WHAT YOU NEED TO DO: Write out the full listing again, exactly as it stands.

○ ○ ○ ○ ○

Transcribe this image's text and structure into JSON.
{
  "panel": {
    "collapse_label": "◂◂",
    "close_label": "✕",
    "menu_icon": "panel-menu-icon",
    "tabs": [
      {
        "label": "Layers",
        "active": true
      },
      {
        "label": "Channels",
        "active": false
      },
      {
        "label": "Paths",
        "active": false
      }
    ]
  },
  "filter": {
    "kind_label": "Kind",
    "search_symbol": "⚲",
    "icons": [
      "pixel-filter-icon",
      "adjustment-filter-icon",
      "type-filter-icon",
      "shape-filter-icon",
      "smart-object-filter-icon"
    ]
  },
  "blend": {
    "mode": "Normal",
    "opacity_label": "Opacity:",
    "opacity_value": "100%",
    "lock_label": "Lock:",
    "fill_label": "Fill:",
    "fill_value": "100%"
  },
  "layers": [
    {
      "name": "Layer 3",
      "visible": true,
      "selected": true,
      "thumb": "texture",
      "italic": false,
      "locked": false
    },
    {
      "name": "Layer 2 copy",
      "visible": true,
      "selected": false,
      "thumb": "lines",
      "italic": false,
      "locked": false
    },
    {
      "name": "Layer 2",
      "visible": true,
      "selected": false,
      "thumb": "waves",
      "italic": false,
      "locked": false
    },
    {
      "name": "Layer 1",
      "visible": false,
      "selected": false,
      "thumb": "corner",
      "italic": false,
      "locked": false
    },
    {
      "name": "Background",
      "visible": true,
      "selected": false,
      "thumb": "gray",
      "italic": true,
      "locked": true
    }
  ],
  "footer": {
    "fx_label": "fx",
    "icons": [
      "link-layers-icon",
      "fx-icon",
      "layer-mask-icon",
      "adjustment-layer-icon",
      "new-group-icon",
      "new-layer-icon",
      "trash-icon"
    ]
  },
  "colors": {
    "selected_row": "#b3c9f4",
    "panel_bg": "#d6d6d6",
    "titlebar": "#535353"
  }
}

○ ○ ○ ○ ○

SOLUTION TO THE PROBLEM:
Transcribe this image's text and structure into JSON.
{
  "panel": {
    "collapse_label": "◂◂",
    "close_label": "✕",
    "menu_icon": "panel-menu-icon",
    "tabs": [
      {
        "label": "Layers",
        "active": true
      },
      {
        "label": "Channels",
        "active": false
      },
      {
        "label": "Paths",
        "active": false
      }
    ]
  },
  "filter": {
    "kind_label": "Kind",
    "search_symbol": "⚲",
    "icons": [
      "pixel-filter-icon",
      "adjustment-filter-icon",
      "type-filter-icon",
      "shape-filter-icon",
      "smart-object-filter-icon"
    ]
  },
  "blend": {
    "mode": "Normal",
    "opacity_label": "Opacity:",
    "opacity_value": "100%",
    "lock_label": "Lock:",
    "fill_label": "Fill:",
    "fill_value": "100%"
  },
  "layers": [
    {
      "name": "Layer 3",
      "visible": true,
      "selected": true,
      "thumb": "texture",
      "italic": false,
      "locked": false
    },
    {
      "name": "Layer 2 copy",
      "visible": true,
      "selected": false,
      "thumb": "lines",
      "italic": false,
      "locked": false
    },
    {
      "name": "Layer 2",
      "visible": true,
      "selected": false,
      "thumb": "waves",
      "italic": false,
      "locked": false
    },
    {
      "name": "Layer 1",
      "visible": false,
      "selected": false,
      "thumb": "corner",
      "italic": false,
      "locked": false
    },
    {
      "name": "Background",
      "visible": true,
      "selected": false,
      "thumb": "gray",
      "italic": true,
      "locked": true
    }
  ],
  "footer": {
    "fx_label": "fx",
    "icons": [
      "link-layers-icon",
      "fx-icon",
      "layer-mask-icon",
      "adjustment-layer-icon",
      "new-group-icon",
      "new-layer-icon",
      "trash-icon"
    ]
  },
  "colors": {
    "selected_row": "#b3c9f4",
    "panel_bg": "#d6d6d6",
    "titlebar": "#535353"
  }
}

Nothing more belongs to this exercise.